▸ Problem to solve
Pick out and copy every line below that has the word "microphone".

'''

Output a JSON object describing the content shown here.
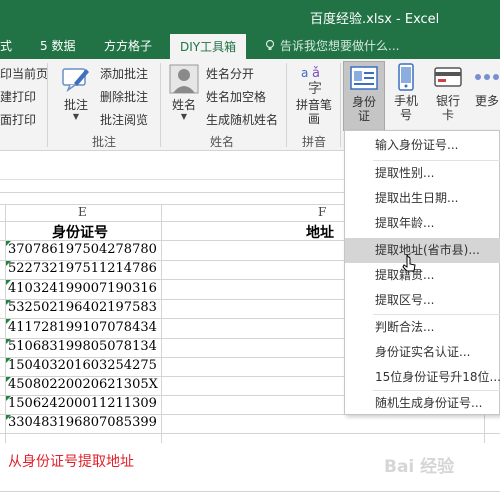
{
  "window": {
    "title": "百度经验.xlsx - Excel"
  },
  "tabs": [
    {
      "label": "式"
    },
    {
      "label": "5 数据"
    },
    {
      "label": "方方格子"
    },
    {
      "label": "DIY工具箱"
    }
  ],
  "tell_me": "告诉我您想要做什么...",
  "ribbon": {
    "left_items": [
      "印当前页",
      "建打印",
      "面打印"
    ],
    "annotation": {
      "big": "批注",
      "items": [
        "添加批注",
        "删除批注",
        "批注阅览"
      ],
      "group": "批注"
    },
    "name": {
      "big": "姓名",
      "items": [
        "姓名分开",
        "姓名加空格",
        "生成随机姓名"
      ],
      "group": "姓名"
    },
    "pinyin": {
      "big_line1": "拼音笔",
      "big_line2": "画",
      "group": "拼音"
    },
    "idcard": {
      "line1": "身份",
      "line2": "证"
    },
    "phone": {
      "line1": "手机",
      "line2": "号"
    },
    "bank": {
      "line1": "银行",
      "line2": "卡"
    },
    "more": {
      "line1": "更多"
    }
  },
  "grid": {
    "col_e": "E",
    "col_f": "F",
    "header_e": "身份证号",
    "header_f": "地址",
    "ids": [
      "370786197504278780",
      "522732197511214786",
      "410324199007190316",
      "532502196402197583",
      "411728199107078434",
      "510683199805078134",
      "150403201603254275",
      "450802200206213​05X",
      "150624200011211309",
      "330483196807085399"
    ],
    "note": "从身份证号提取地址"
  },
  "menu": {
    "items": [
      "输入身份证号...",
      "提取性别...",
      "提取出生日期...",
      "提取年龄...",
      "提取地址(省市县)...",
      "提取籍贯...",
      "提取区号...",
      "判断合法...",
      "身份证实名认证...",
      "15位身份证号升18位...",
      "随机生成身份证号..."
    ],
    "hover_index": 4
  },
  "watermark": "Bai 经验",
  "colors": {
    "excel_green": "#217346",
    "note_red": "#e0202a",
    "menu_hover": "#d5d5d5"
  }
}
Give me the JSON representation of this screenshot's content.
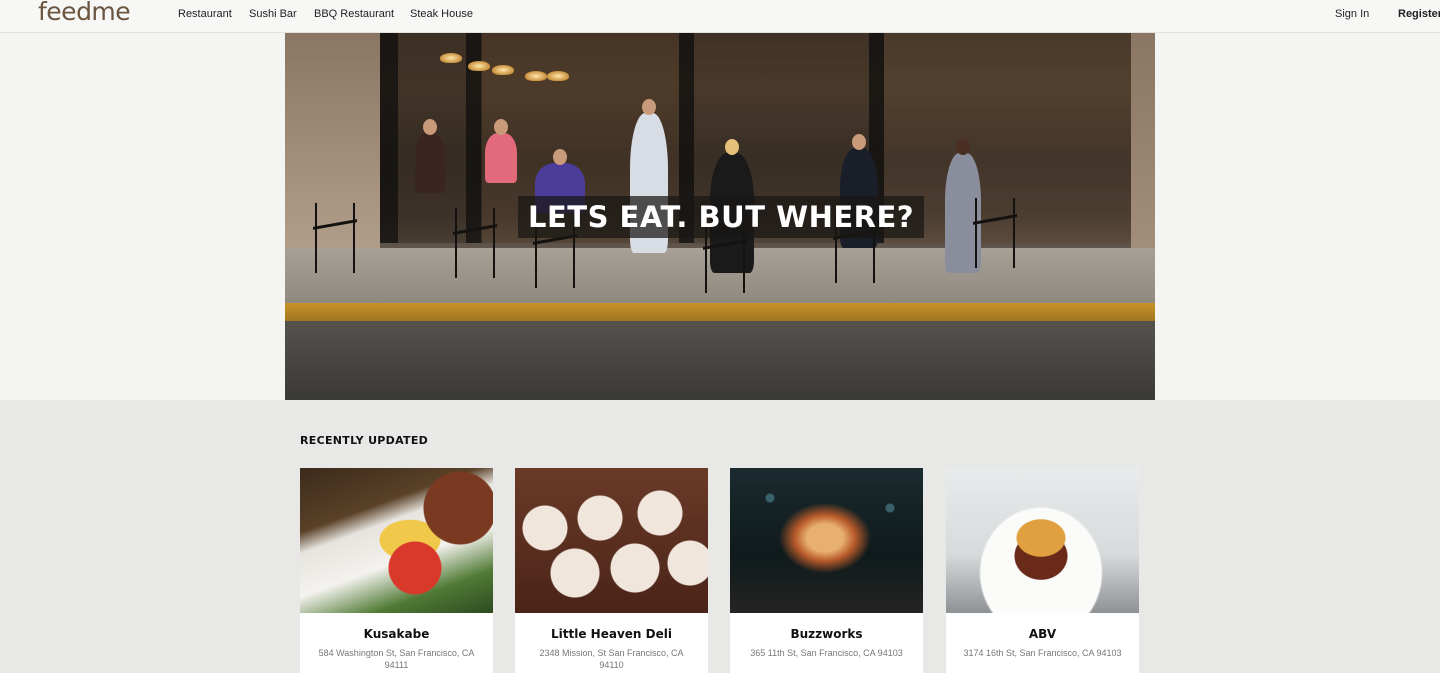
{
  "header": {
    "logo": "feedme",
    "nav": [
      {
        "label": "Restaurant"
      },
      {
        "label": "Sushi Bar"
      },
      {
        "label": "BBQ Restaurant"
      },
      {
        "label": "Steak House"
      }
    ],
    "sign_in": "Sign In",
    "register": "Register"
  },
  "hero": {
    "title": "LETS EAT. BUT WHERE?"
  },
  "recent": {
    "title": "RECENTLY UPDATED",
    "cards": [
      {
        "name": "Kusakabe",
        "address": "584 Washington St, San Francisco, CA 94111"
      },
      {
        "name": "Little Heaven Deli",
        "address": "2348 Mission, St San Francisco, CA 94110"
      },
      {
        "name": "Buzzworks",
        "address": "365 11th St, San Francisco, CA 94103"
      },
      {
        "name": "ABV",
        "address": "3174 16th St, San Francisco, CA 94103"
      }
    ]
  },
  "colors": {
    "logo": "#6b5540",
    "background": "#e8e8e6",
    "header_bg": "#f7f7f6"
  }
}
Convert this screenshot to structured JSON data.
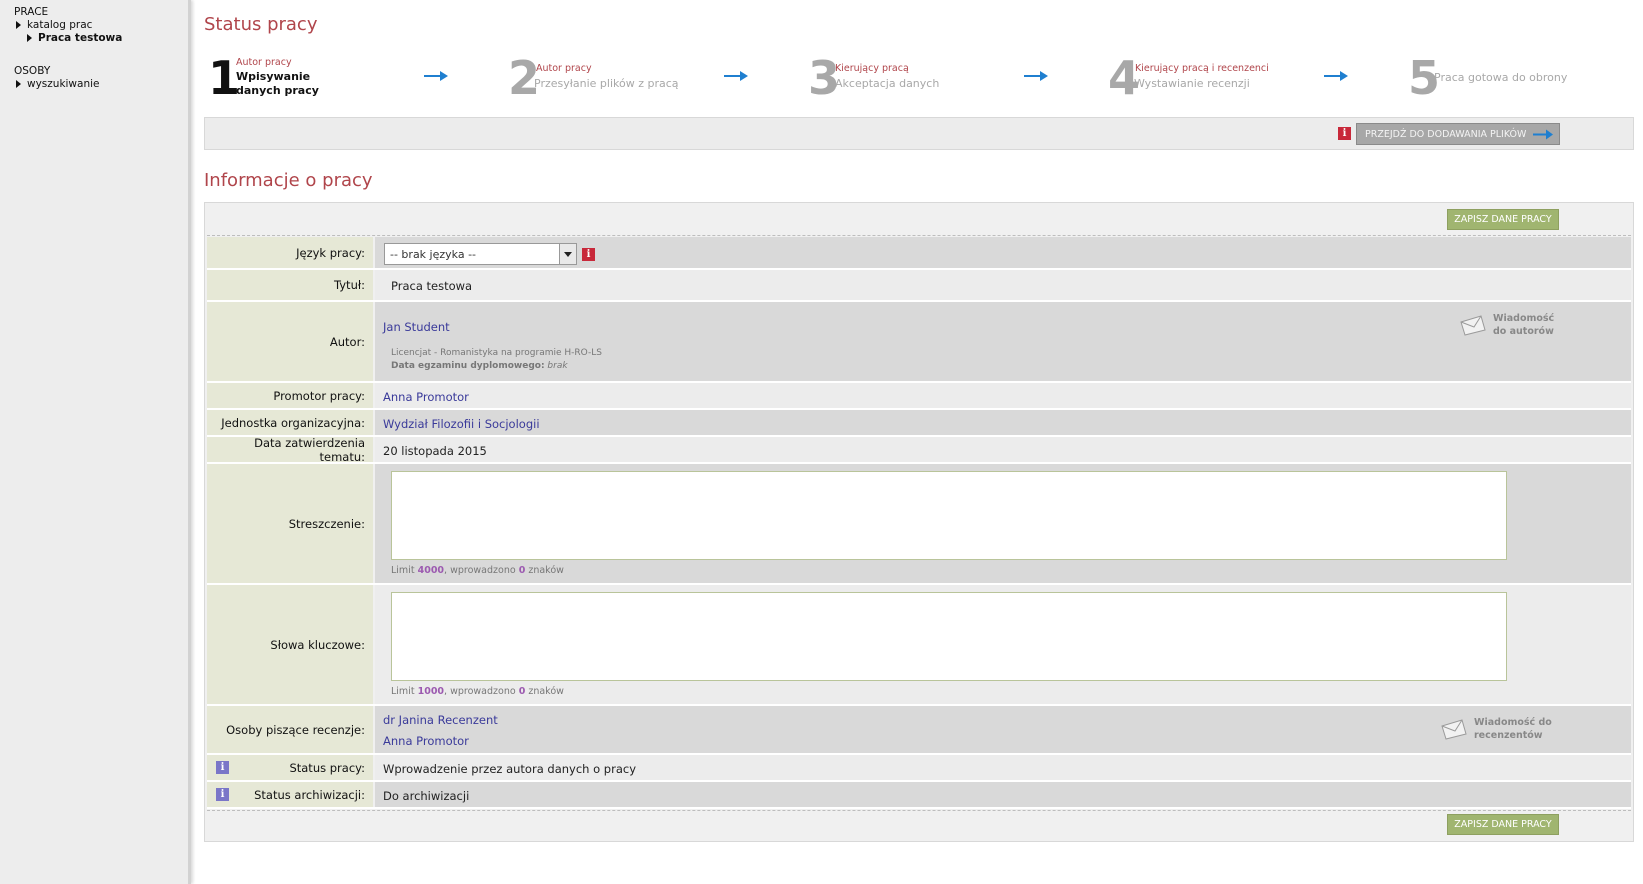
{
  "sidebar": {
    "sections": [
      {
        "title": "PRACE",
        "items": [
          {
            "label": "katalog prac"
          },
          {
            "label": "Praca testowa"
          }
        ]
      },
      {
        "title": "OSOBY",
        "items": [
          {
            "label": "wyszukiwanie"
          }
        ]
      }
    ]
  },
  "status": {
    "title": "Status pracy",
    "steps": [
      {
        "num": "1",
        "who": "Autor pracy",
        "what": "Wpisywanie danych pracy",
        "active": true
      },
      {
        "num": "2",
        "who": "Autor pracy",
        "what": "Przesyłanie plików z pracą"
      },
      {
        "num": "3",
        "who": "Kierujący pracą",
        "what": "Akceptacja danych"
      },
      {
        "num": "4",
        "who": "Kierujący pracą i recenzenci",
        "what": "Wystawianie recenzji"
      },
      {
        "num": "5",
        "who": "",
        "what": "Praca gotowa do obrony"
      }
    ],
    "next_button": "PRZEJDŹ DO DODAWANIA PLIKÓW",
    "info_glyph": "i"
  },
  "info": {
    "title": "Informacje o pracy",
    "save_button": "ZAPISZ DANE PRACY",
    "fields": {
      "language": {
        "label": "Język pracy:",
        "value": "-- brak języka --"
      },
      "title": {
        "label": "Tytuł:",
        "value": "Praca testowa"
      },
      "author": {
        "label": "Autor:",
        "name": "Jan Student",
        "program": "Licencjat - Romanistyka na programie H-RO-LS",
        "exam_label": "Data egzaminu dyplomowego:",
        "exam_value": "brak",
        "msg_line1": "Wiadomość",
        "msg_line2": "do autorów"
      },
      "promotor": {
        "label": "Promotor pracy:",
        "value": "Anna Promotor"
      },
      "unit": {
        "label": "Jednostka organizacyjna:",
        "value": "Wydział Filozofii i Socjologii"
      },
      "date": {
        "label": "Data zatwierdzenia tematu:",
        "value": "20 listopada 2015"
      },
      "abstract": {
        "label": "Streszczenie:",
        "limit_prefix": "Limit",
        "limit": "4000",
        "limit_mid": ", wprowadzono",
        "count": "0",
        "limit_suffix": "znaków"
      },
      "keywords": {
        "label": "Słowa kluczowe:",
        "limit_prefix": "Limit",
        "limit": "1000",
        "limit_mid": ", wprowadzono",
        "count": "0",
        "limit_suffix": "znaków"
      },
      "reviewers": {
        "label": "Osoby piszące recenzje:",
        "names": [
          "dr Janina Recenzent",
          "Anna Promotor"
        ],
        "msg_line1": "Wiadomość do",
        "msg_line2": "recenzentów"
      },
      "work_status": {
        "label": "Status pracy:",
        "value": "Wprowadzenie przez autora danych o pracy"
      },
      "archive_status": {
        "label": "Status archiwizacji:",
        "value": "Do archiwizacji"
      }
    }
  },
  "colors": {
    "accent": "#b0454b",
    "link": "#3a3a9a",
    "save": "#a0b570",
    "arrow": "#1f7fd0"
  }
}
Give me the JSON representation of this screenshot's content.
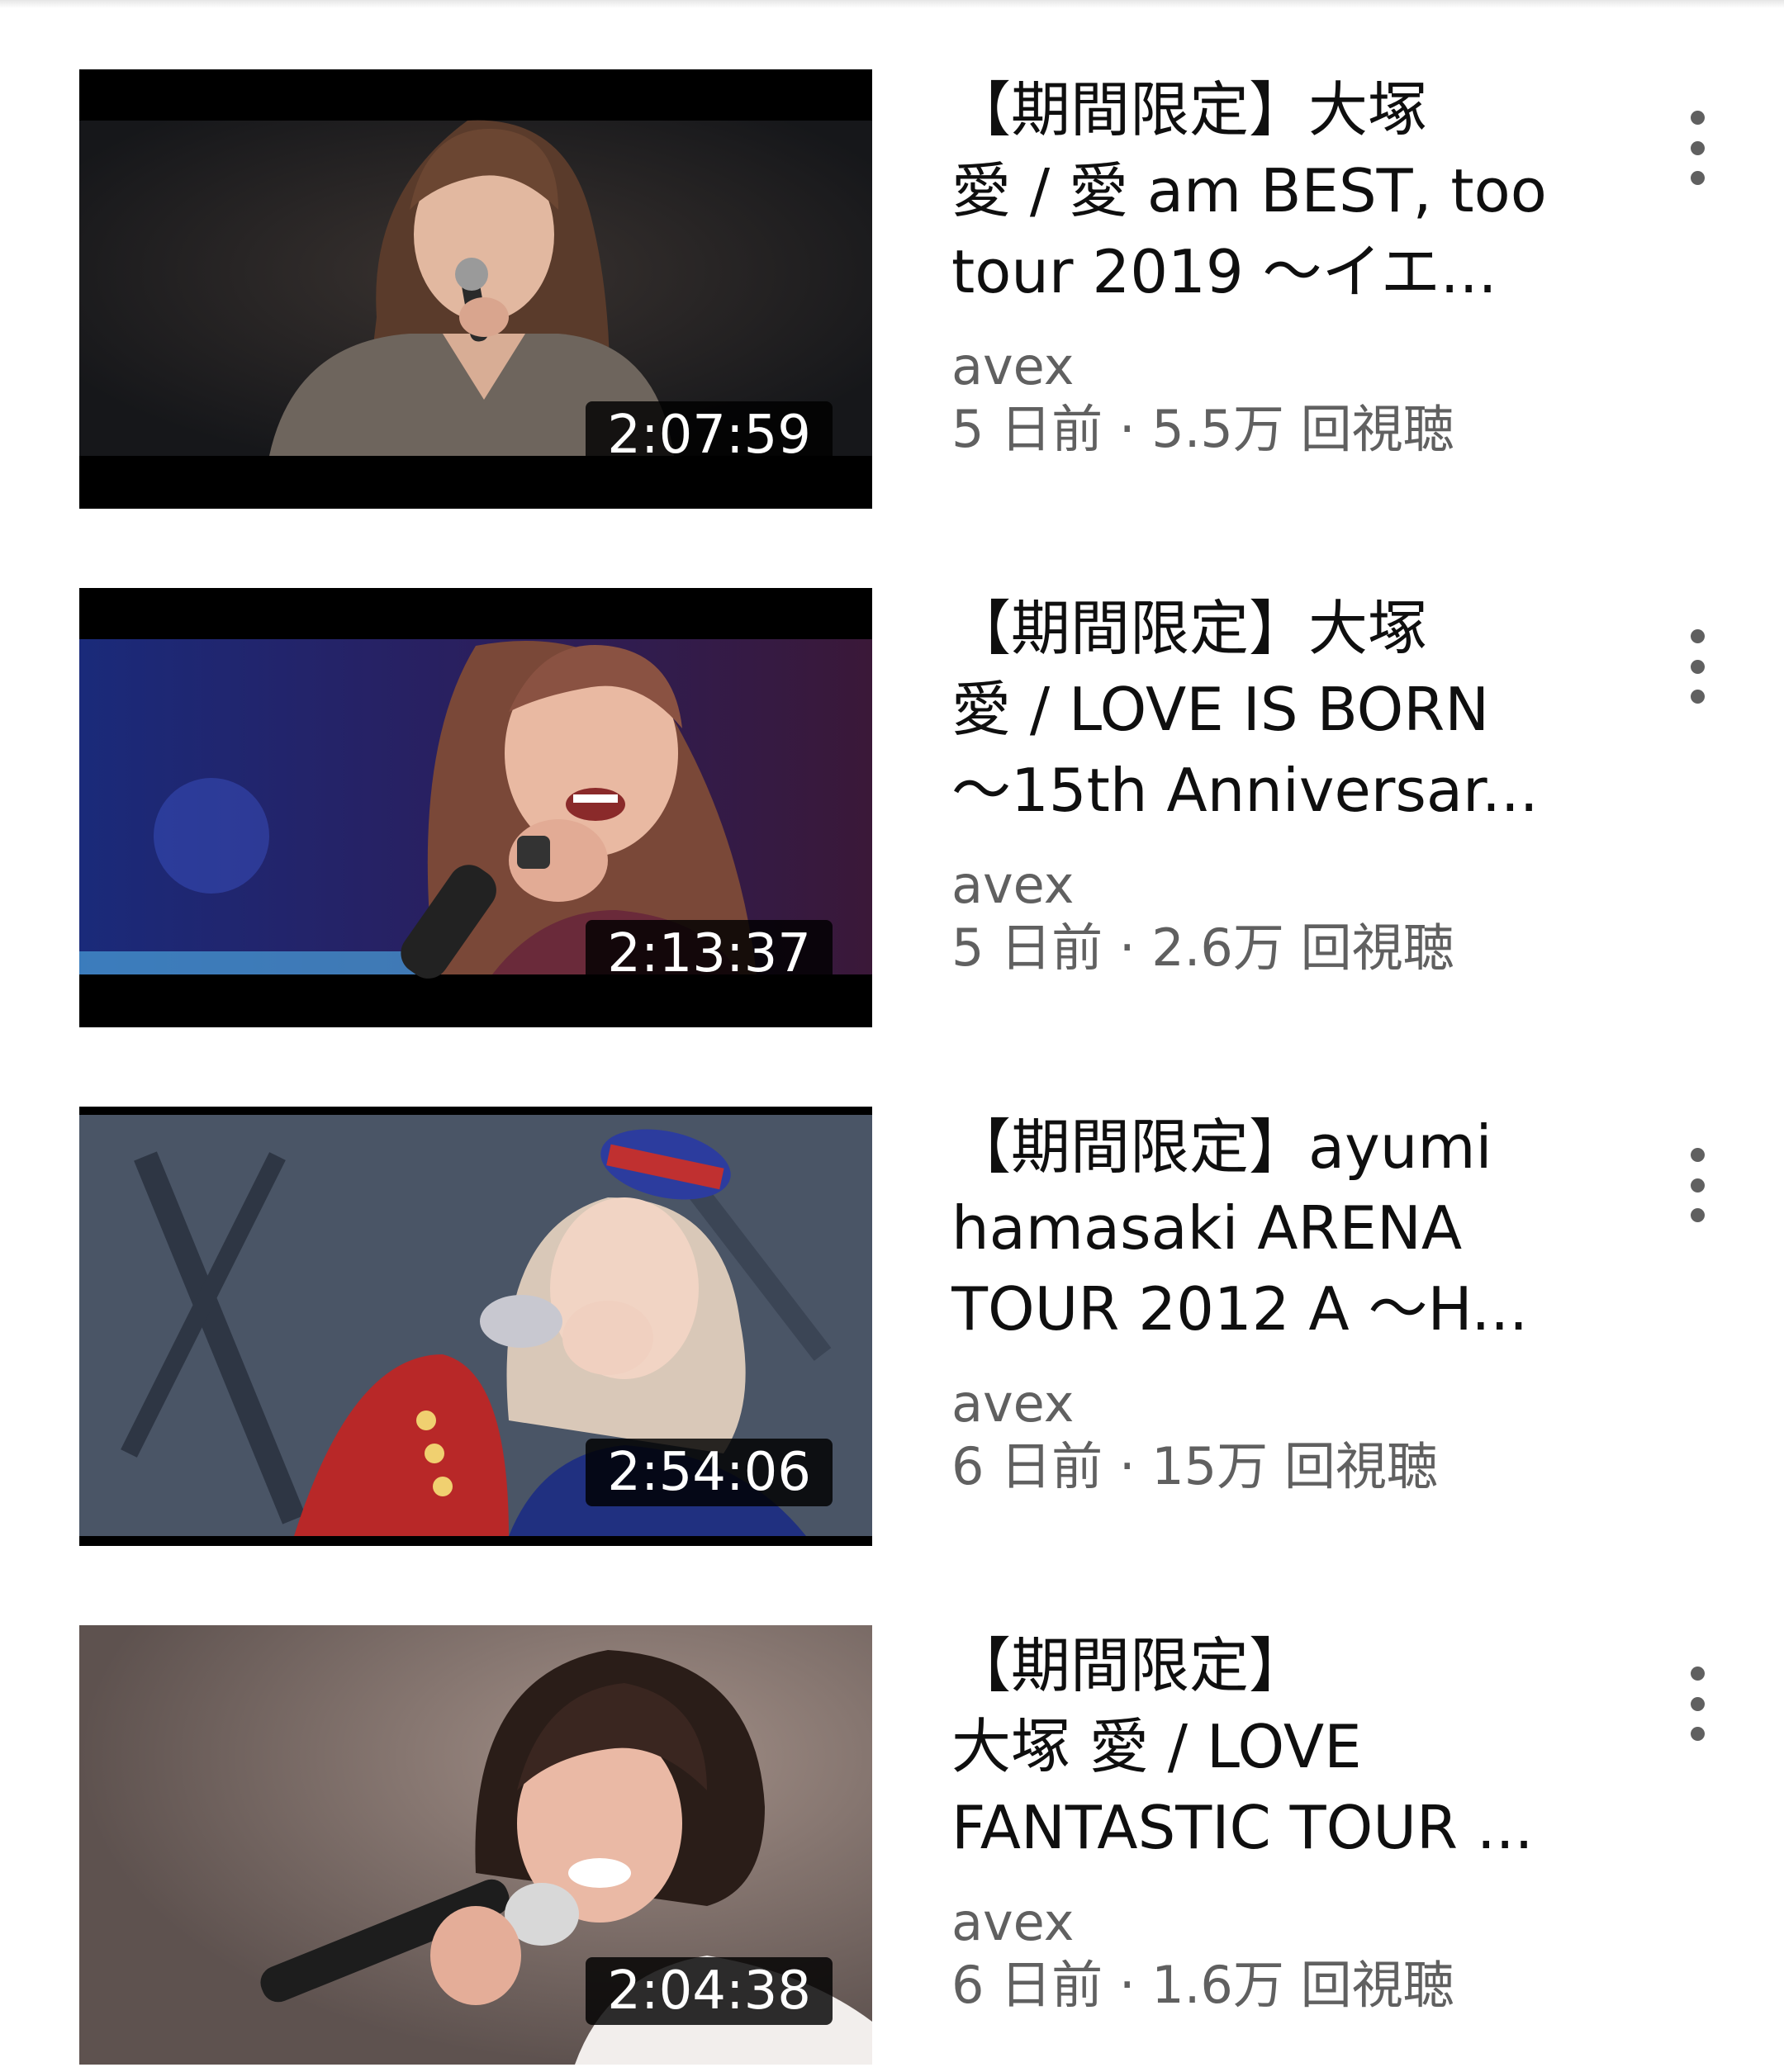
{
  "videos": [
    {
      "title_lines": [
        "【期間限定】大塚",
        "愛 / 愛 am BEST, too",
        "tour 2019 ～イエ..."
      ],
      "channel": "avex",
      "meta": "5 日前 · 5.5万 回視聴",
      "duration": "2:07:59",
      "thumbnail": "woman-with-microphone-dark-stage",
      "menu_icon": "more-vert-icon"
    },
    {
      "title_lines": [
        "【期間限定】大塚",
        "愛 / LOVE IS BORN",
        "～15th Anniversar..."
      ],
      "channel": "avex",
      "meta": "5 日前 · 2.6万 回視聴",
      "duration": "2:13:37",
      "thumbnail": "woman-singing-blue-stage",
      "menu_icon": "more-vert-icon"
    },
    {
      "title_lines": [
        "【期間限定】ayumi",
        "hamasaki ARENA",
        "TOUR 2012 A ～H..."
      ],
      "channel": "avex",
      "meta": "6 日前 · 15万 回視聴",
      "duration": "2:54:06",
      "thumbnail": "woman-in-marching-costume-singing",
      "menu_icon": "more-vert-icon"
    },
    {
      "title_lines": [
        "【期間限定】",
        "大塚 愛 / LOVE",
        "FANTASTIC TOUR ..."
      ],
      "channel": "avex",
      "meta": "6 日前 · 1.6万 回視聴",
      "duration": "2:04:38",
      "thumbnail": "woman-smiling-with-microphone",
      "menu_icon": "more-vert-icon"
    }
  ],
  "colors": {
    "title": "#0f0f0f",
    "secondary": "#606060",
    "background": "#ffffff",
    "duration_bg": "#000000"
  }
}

'''

▸ Answer to this exercise
      "thumbnail": "woman-with-microphone-dark-stage",
      "thumbnail": "woman-smiling-with-microphone",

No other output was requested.